> Treść polecenia
Podaj ponownie bez żadnych zmian pozycje poniżej, zaczynając od samego ich początku i kończąc na wierszu zawierającym „bar-health-1: [636, 1120, 725, 1161]”, włącznie z oboma krańcami.

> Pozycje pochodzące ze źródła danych

+===+

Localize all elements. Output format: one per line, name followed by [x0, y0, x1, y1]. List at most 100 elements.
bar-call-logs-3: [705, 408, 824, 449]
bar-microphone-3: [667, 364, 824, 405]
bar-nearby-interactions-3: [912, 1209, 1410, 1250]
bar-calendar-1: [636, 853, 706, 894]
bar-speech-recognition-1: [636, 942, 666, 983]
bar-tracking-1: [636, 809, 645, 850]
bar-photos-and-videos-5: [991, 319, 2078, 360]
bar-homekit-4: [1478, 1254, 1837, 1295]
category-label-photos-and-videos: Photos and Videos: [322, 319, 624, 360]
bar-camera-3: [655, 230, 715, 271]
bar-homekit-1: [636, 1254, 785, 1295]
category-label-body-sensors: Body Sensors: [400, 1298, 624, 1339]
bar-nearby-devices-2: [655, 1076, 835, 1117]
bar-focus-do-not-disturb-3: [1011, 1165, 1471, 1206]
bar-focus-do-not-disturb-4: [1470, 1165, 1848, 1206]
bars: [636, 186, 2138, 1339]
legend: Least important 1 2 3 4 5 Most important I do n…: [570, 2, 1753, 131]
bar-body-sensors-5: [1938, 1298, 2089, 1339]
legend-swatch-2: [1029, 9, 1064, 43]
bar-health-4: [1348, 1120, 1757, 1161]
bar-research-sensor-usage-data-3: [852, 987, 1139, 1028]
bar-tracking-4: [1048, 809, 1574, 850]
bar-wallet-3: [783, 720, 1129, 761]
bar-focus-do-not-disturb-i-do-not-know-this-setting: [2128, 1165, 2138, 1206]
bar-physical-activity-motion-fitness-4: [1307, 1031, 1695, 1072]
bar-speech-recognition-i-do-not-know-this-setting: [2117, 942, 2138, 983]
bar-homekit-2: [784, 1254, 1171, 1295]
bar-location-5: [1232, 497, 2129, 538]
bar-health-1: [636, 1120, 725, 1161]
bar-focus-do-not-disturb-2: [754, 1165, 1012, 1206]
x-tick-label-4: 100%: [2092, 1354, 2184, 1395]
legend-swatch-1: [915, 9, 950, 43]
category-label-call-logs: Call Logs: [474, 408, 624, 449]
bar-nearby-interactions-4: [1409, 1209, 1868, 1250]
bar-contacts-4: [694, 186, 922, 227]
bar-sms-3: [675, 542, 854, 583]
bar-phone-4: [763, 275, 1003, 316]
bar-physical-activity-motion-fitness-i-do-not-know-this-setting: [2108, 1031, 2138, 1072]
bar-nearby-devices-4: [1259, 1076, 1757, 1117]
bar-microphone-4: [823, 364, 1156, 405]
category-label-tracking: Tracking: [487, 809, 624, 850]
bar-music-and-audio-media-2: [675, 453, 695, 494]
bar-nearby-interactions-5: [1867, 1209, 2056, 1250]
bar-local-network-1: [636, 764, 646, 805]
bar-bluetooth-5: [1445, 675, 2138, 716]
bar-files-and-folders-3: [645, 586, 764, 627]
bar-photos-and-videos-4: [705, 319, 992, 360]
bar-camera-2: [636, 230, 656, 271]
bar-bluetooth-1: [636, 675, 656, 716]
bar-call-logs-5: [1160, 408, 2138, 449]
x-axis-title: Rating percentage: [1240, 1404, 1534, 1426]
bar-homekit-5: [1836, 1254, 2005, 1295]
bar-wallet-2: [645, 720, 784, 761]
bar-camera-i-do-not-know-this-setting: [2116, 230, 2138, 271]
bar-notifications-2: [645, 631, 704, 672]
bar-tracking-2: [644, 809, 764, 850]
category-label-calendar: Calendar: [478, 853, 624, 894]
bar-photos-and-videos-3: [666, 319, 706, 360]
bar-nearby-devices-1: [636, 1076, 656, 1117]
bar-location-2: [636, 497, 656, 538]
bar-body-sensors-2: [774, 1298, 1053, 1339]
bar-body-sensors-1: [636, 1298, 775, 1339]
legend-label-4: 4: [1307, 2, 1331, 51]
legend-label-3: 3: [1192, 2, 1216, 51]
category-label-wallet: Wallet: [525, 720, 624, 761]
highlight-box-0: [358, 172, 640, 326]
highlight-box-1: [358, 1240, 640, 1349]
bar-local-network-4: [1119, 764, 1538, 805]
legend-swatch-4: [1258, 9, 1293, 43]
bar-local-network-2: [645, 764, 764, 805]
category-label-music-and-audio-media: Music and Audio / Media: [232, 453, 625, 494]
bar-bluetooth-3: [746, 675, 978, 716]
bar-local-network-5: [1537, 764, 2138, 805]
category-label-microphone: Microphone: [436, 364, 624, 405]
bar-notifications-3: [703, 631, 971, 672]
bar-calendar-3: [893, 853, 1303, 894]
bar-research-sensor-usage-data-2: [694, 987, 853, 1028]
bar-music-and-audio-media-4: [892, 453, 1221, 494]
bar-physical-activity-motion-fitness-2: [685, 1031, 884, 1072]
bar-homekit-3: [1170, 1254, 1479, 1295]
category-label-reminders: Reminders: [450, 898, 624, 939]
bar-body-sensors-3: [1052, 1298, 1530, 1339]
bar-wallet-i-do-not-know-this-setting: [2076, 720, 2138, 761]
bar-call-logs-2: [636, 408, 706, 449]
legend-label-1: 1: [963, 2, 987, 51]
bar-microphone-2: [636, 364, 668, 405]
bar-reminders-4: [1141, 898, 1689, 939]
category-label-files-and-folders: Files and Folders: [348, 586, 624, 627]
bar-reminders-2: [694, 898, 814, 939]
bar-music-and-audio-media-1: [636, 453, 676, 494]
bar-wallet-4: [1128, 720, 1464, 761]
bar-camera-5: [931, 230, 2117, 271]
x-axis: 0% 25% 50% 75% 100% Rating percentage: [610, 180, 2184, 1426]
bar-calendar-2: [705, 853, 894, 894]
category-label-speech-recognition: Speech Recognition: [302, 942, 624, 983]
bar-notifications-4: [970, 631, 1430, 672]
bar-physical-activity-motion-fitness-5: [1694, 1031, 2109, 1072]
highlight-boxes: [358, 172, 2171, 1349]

+===+

> Rozwiązanie
Localize all elements. Output format: one per line, name followed by [x0, y0, x1, y1]. List at most 100 elements.
bar-call-logs-3: [705, 408, 824, 449]
bar-microphone-3: [667, 364, 824, 405]
bar-nearby-interactions-3: [912, 1209, 1410, 1250]
bar-calendar-1: [636, 853, 706, 894]
bar-speech-recognition-1: [636, 942, 666, 983]
bar-tracking-1: [636, 809, 645, 850]
bar-photos-and-videos-5: [991, 319, 2078, 360]
bar-homekit-4: [1478, 1254, 1837, 1295]
category-label-photos-and-videos: Photos and Videos: [322, 319, 624, 360]
bar-camera-3: [655, 230, 715, 271]
bar-homekit-1: [636, 1254, 785, 1295]
category-label-body-sensors: Body Sensors: [400, 1298, 624, 1339]
bar-nearby-devices-2: [655, 1076, 835, 1117]
bar-focus-do-not-disturb-3: [1011, 1165, 1471, 1206]
bar-focus-do-not-disturb-4: [1470, 1165, 1848, 1206]
bars: [636, 186, 2138, 1339]
legend: Least important 1 2 3 4 5 Most important I do n…: [570, 2, 1753, 131]
bar-body-sensors-5: [1938, 1298, 2089, 1339]
legend-swatch-2: [1029, 9, 1064, 43]
bar-health-4: [1348, 1120, 1757, 1161]
bar-research-sensor-usage-data-3: [852, 987, 1139, 1028]
bar-tracking-4: [1048, 809, 1574, 850]
bar-wallet-3: [783, 720, 1129, 761]
bar-focus-do-not-disturb-i-do-not-know-this-setting: [2128, 1165, 2138, 1206]
bar-physical-activity-motion-fitness-4: [1307, 1031, 1695, 1072]
bar-speech-recognition-i-do-not-know-this-setting: [2117, 942, 2138, 983]
bar-homekit-2: [784, 1254, 1171, 1295]
bar-location-5: [1232, 497, 2129, 538]
bar-health-1: [636, 1120, 725, 1161]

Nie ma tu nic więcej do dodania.